**GIVEN EXERCISE:** Write out the records below word for word, please.

**RECORDED INFORMATION:**
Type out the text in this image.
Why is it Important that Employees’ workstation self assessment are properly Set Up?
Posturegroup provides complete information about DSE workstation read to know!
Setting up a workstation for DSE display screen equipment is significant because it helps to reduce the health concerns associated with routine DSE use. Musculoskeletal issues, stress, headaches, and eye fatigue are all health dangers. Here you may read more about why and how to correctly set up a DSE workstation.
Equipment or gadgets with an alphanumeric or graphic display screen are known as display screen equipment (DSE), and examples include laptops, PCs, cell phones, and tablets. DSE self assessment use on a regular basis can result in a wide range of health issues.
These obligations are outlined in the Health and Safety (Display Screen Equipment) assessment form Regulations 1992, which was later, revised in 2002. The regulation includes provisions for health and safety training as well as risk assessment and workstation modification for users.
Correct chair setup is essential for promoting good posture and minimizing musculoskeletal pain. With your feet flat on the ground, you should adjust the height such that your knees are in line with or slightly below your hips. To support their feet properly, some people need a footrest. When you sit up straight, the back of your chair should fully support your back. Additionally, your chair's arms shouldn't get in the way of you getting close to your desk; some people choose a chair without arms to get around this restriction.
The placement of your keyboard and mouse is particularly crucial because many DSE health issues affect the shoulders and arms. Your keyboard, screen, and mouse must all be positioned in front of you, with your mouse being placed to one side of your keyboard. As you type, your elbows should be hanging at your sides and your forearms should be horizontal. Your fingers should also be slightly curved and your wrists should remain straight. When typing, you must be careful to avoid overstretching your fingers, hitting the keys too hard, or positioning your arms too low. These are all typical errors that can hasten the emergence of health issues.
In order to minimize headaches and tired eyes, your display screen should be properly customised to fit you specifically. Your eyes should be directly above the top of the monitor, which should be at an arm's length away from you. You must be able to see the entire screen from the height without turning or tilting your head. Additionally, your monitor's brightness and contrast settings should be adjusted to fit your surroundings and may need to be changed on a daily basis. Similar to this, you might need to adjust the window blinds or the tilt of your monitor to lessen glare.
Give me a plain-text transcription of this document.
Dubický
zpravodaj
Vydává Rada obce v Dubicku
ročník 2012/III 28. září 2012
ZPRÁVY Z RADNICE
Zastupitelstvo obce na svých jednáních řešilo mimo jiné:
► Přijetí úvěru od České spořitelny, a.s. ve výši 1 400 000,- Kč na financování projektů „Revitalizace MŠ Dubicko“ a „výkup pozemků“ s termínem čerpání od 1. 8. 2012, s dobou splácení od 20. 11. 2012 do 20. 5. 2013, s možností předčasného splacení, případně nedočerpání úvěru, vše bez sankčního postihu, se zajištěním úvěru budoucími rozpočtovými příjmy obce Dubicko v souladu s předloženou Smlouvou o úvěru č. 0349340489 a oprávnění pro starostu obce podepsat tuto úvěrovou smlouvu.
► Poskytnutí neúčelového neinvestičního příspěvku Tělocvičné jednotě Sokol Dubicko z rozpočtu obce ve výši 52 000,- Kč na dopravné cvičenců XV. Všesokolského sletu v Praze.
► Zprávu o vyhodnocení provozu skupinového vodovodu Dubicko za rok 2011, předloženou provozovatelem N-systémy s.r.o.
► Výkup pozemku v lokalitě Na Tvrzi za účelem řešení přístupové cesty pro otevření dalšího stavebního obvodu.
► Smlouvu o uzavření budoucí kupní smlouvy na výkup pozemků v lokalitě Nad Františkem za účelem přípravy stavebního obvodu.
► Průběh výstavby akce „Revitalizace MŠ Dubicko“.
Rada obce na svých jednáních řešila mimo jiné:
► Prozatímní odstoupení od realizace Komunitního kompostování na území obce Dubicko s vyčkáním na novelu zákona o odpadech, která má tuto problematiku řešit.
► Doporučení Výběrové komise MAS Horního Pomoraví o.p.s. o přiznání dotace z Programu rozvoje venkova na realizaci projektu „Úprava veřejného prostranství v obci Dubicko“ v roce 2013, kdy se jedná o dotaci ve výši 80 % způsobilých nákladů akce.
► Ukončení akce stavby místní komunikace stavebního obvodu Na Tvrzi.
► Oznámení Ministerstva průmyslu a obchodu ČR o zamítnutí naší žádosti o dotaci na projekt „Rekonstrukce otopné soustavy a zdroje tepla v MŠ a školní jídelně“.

**TASK SOLUTION:**
Type out the text in this image.
Why is it Important that Employees’ workstation self assessment are properly Set Up?
Posturegroup provides complete information about DSE workstation read to know!
Setting up a workstation for DSE display screen equipment is significant because it helps to reduce the health concerns associated with routine DSE use. Musculoskeletal issues, stress, headaches, and eye fatigue are all health dangers. Here you may read more about why and how to correctly set up a DSE workstation.
Equipment or gadgets with an alphanumeric or graphic display screen are known as display screen equipment (DSE), and examples include laptops, PCs, cell phones, and tablets. DSE self assessment use on a regular basis can result in a wide range of health issues.
These obligations are outlined in the Health and Safety (Display Screen Equipment) assessment form Regulations 1992, which was later, revised in 2002. The regulation includes provisions for health and safety training as well as risk assessment and workstation modification for users.
Correct chair setup is essential for promoting good posture and minimizing musculoskeletal pain. With your feet flat on the ground, you should adjust the height such that your knees are in line with or slightly below your hips. To support their feet properly, some people need a footrest. When you sit up straight, the back of your chair should fully support your back. Additionally, your chair's arms shouldn't get in the way of you getting close to your desk; some people choose a chair without arms to get around this restriction.
The placement of your keyboard and mouse is particularly crucial because many DSE health issues affect the shoulders and arms. Your keyboard, screen, and mouse must all be positioned in front of you, with your mouse being placed to one side of your keyboard. As you type, your elbows should be hanging at your sides and your forearms should be horizontal. Your fingers should also be slightly curved and your wrists should remain straight. When typing, you must be careful to avoid overstretching your fingers, hitting the keys too hard, or positioning your arms too low. These are all typical errors that can hasten the emergence of health issues.
In order to minimize headaches and tired eyes, your display screen should be properly customised to fit you specifically. Your eyes should be directly above the top of the monitor, which should be at an arm's length away from you. You must be able to see the entire screen from the height without turning or tilting your head. Additionally, your monitor's brightness and contrast settings should be adjusted to fit your surroundings and may need to be changed on a daily basis. Similar to this, you might need to adjust the window blinds or the tilt of your monitor to lessen glare.
Give me a plain-text transcription of this document.
Dubický
zpravodaj
Vydává Rada obce v Dubicku
ročník 2012/III 28. září 2012
ZPRÁVY Z RADNICE
Zastupitelstvo obce na svých jednáních řešilo mimo jiné:
► Přijetí úvěru od České spořitelny, a.s. ve výši 1 400 000,- Kč na financování projektů „Revitalizace MŠ Dubicko“ a „výkup pozemků“ s termínem čerpání od 1. 8. 2012, s dobou splácení od 20. 11. 2012 do 20. 5. 2013, s možností předčasného splacení, případně nedočerpání úvěru, vše bez sankčního postihu, se zajištěním úvěru budoucími rozpočtovými příjmy obce Dubicko v souladu s předloženou Smlouvou o úvěru č. 0349340489 a oprávnění pro starostu obce podepsat tuto úvěrovou smlouvu.
► Poskytnutí neúčelového neinvestičního příspěvku Tělocvičné jednotě Sokol Dubicko z rozpočtu obce ve výši 52 000,- Kč na dopravné cvičenců XV. Všesokolského sletu v Praze.
► Zprávu o vyhodnocení provozu skupinového vodovodu Dubicko za rok 2011, předloženou provozovatelem N-systémy s.r.o.
► Výkup pozemku v lokalitě Na Tvrzi za účelem řešení přístupové cesty pro otevření dalšího stavebního obvodu.
► Smlouvu o uzavření budoucí kupní smlouvy na výkup pozemků v lokalitě Nad Františkem za účelem přípravy stavebního obvodu.
► Průběh výstavby akce „Revitalizace MŠ Dubicko“.
Rada obce na svých jednáních řešila mimo jiné:
► Prozatímní odstoupení od realizace Komunitního kompostování na území obce Dubicko s vyčkáním na novelu zákona o odpadech, která má tuto problematiku řešit.
► Doporučení Výběrové komise MAS Horního Pomoraví o.p.s. o přiznání dotace z Programu rozvoje venkova na realizaci projektu „Úprava veřejného prostranství v obci Dubicko“ v roce 2013, kdy se jedná o dotaci ve výši 80 % způsobilých nákladů akce.
► Ukončení akce stavby místní komunikace stavebního obvodu Na Tvrzi.
► Oznámení Ministerstva průmyslu a obchodu ČR o zamítnutí naší žádosti o dotaci na projekt „Rekonstrukce otopné soustavy a zdroje tepla v MŠ a školní jídelně“.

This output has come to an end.